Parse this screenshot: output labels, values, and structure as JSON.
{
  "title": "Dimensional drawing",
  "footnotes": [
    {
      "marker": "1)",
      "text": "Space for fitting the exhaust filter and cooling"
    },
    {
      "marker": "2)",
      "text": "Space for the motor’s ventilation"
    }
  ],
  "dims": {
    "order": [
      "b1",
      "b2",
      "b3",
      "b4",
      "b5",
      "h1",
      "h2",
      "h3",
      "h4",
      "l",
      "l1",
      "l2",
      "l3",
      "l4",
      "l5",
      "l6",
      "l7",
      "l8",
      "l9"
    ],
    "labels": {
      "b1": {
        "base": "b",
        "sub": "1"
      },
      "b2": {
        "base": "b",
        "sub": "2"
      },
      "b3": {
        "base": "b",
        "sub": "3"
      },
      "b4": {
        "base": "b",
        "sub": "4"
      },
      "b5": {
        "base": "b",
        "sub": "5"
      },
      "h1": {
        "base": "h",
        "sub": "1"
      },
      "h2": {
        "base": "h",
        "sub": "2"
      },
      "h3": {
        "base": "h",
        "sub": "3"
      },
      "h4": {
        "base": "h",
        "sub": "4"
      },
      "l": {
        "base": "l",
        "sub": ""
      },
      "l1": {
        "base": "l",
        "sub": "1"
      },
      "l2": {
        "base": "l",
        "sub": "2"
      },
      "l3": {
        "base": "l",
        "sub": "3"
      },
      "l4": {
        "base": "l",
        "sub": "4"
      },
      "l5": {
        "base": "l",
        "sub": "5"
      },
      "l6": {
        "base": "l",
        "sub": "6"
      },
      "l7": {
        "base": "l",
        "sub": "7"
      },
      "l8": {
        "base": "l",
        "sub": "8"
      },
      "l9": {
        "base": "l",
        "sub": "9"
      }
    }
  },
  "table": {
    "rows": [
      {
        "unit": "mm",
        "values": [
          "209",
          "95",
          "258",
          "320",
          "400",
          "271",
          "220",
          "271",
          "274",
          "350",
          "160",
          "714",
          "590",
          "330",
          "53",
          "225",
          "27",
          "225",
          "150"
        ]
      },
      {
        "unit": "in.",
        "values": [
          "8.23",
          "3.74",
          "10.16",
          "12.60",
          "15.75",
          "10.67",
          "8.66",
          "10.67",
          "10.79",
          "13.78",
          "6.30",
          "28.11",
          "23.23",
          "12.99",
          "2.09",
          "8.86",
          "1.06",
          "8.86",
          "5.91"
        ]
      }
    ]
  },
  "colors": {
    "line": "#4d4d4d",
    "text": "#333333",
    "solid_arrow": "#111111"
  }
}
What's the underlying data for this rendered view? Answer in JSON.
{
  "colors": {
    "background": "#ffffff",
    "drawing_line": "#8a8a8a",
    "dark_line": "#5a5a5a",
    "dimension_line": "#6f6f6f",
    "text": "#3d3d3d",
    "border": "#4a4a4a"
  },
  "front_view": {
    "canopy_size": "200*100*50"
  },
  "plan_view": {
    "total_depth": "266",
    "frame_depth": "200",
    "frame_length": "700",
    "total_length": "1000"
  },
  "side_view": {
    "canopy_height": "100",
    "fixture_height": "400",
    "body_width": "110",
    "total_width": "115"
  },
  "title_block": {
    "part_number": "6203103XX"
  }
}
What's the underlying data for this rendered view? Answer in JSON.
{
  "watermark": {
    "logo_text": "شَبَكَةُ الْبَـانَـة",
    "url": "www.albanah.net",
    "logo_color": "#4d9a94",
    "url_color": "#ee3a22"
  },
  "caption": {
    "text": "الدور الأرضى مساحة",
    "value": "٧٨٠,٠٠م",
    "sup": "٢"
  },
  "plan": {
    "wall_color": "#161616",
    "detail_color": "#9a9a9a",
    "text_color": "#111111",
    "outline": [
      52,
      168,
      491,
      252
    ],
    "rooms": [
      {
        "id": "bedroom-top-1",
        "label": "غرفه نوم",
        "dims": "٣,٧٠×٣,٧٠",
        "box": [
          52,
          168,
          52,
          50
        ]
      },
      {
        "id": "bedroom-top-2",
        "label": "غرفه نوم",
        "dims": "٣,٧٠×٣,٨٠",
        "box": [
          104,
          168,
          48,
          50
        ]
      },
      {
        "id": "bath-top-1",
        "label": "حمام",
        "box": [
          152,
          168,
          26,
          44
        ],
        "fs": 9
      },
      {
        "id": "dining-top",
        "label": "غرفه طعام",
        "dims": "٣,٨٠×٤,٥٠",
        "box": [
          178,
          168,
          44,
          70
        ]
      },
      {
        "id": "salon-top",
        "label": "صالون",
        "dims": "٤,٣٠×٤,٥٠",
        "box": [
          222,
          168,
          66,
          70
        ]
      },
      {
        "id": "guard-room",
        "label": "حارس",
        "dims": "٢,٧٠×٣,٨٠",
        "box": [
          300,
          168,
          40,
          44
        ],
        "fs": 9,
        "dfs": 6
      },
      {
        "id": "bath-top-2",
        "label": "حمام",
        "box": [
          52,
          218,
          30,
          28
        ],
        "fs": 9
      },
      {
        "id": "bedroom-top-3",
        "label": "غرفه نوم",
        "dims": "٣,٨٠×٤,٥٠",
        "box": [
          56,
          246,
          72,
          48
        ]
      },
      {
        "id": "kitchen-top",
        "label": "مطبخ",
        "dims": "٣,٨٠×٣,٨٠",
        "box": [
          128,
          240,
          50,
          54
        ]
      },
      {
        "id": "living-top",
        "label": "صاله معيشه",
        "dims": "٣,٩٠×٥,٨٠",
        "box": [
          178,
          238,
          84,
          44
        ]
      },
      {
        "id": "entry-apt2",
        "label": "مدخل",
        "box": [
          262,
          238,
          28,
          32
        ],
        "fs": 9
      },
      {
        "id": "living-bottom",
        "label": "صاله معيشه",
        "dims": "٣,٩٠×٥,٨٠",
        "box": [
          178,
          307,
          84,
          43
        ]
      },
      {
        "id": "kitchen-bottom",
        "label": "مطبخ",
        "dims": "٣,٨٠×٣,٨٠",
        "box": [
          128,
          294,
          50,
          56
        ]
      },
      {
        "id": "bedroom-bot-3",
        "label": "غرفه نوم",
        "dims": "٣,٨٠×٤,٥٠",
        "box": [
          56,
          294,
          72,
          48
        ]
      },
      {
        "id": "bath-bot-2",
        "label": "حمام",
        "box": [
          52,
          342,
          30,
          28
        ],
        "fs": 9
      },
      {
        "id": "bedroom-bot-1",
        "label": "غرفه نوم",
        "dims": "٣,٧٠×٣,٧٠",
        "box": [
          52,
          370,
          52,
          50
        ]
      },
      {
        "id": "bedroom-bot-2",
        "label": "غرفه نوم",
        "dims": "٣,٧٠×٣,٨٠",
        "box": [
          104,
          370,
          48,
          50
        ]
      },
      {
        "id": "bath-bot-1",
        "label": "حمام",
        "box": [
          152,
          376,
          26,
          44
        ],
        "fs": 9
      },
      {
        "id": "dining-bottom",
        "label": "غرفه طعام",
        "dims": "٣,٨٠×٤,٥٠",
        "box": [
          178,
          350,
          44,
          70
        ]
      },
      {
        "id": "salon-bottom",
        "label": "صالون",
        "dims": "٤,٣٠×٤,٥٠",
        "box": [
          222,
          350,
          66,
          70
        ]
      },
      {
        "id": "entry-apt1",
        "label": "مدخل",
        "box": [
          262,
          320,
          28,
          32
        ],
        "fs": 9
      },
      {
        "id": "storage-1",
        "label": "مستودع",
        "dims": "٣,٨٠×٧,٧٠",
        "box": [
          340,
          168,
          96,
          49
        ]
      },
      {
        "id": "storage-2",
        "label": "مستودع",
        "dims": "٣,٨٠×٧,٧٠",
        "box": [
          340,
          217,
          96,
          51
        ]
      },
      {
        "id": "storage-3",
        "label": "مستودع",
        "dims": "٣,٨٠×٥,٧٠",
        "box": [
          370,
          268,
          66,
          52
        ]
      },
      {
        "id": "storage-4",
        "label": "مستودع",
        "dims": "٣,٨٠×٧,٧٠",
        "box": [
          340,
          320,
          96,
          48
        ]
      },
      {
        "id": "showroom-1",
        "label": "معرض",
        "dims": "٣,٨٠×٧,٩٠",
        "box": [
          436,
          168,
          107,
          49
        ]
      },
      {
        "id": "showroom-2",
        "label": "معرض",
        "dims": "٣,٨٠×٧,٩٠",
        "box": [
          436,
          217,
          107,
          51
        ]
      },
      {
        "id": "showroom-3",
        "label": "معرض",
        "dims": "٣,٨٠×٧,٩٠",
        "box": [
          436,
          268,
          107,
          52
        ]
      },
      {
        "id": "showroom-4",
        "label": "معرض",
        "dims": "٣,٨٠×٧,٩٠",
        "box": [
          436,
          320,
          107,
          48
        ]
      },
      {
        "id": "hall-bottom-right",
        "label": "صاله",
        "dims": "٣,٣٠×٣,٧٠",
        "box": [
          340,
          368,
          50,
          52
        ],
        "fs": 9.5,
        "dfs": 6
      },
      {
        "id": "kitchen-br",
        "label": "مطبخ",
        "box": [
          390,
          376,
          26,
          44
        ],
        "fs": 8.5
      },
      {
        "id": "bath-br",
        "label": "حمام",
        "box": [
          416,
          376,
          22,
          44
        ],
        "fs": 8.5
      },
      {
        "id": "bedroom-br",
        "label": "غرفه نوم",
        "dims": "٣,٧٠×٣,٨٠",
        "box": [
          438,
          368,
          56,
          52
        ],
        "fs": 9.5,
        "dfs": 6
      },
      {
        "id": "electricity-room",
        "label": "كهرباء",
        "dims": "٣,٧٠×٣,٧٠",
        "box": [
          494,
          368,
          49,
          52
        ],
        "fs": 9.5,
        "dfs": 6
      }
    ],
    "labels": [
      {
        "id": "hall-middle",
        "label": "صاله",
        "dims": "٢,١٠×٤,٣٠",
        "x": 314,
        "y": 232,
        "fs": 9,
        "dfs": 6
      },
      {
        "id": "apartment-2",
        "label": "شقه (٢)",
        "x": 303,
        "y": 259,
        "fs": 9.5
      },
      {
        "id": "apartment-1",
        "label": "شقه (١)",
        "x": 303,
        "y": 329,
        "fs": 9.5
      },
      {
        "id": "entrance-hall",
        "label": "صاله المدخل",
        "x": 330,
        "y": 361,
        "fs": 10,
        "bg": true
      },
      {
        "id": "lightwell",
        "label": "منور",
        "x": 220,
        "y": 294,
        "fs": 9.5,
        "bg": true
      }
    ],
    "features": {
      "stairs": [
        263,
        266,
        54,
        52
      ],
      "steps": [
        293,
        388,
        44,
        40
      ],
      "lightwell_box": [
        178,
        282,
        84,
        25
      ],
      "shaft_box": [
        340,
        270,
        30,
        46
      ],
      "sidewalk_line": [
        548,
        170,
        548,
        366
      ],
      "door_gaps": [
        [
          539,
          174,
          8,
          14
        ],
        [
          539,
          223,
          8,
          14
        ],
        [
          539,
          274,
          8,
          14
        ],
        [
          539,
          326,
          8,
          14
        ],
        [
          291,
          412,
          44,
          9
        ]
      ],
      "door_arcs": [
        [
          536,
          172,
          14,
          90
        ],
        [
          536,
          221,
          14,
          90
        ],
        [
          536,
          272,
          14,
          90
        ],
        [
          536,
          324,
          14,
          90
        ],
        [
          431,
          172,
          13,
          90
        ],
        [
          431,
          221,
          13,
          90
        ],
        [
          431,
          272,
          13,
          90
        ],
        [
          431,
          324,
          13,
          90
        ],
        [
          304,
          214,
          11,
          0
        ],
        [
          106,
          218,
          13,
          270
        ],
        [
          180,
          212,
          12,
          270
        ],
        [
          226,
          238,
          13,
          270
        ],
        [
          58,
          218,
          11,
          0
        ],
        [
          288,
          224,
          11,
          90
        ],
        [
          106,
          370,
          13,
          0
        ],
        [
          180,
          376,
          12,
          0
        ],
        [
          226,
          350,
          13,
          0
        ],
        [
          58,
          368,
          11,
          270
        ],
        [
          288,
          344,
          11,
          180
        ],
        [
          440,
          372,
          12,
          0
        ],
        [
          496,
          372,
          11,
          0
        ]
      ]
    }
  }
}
══════
→ WHAT IS EXPECTED: What is the number of lines in the data that hold the word "kitchen"? Reply with that number and nothing else.

→ REPLY TO THE EXERCISE: 3